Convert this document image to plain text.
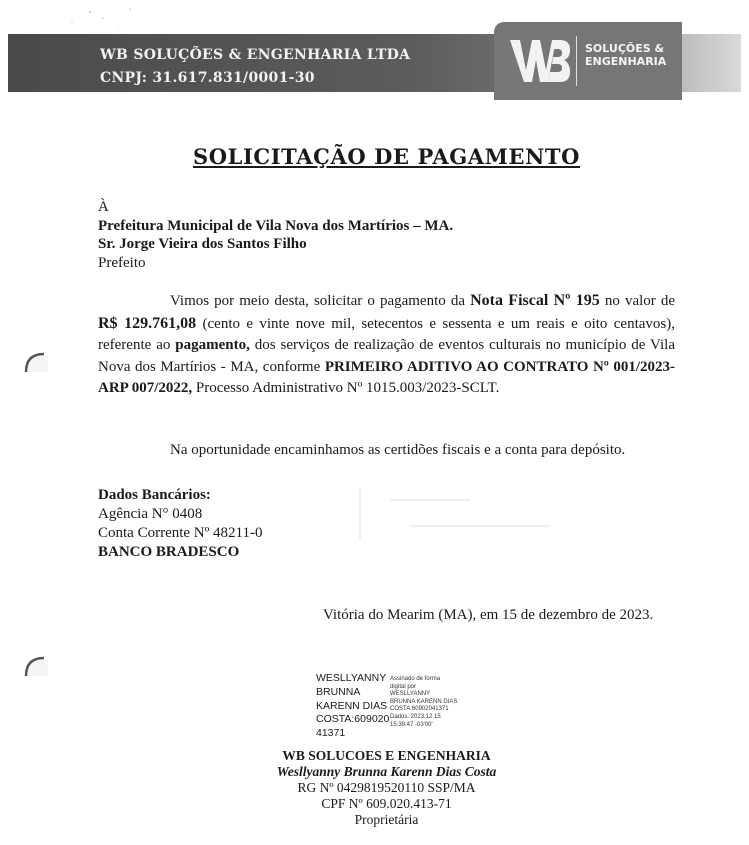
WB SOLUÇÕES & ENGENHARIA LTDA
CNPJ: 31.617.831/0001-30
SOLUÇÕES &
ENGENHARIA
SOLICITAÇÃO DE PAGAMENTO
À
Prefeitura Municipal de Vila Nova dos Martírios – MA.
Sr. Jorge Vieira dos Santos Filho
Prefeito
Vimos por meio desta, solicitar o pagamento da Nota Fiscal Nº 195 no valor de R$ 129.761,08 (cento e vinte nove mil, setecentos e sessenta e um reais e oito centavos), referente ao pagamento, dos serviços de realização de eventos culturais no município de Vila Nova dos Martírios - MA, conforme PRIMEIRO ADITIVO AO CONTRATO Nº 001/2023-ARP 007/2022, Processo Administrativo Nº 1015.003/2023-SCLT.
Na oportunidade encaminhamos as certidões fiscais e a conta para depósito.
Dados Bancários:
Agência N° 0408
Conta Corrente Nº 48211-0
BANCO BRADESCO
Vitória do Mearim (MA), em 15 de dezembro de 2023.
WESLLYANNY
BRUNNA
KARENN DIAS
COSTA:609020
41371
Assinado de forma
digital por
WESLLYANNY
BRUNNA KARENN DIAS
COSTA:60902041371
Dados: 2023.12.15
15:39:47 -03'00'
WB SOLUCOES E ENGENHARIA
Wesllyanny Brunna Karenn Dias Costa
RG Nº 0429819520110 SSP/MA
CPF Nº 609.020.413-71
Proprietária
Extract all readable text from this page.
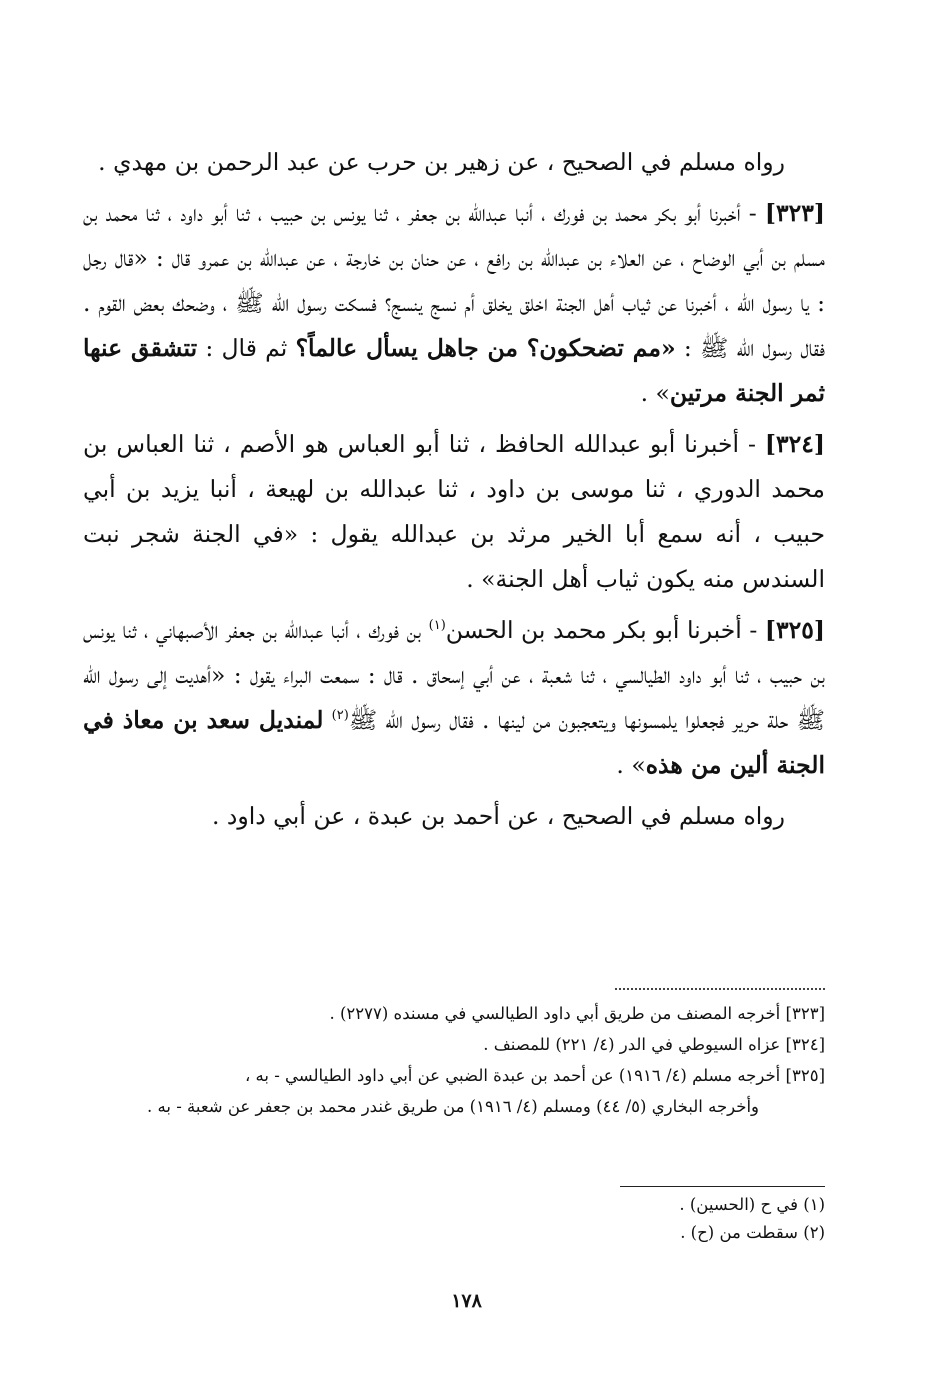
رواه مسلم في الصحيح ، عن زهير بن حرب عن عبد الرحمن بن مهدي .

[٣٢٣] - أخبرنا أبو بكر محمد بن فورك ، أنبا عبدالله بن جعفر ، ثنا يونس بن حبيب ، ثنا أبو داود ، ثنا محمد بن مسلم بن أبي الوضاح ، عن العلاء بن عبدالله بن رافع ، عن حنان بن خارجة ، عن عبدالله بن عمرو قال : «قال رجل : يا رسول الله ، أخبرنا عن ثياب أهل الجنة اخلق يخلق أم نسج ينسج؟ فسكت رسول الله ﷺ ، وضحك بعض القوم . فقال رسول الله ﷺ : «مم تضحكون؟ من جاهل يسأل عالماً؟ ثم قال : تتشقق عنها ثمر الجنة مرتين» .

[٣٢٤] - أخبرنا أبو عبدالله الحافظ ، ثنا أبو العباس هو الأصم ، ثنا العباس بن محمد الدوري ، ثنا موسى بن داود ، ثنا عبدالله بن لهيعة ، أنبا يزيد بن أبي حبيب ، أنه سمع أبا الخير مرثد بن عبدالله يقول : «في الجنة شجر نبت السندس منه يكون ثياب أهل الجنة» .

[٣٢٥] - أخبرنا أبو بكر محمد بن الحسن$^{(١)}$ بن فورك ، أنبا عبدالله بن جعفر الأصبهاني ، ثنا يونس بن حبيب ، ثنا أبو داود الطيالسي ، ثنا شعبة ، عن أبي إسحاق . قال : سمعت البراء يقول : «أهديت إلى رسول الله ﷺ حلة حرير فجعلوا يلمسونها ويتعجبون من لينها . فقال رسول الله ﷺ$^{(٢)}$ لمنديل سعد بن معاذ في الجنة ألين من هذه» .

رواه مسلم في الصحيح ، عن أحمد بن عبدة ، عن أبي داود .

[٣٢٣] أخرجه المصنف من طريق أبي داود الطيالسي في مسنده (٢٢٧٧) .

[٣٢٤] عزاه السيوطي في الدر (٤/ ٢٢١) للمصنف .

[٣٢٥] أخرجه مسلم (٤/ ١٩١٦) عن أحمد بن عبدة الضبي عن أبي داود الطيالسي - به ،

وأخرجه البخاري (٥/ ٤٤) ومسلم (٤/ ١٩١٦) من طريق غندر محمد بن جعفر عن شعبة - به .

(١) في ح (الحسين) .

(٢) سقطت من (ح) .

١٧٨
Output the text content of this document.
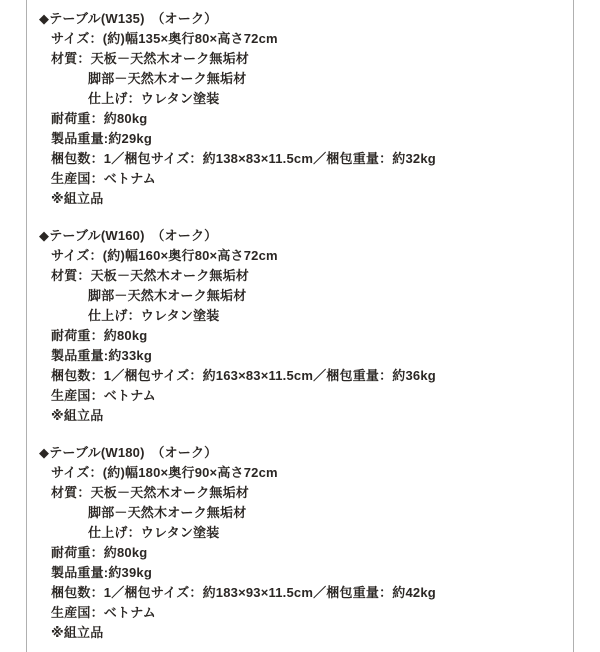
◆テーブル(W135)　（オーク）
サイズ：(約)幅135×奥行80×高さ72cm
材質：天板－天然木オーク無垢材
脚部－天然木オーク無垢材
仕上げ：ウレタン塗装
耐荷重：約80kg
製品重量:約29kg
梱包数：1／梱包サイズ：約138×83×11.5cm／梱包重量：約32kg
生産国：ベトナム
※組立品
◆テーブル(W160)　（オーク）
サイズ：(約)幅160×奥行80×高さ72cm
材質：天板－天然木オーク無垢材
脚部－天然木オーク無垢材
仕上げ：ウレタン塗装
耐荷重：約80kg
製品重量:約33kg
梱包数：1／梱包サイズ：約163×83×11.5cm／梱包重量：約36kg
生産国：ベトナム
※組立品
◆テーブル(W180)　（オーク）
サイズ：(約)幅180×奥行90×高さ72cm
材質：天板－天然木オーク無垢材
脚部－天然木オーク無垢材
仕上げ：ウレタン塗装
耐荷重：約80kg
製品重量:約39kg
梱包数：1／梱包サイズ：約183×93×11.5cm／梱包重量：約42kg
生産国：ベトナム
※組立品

──────

■ TASK DETAILS
Determine how many lines of this listing contain "عبدة", and give only the number.

■ WORKED SOLUTION
2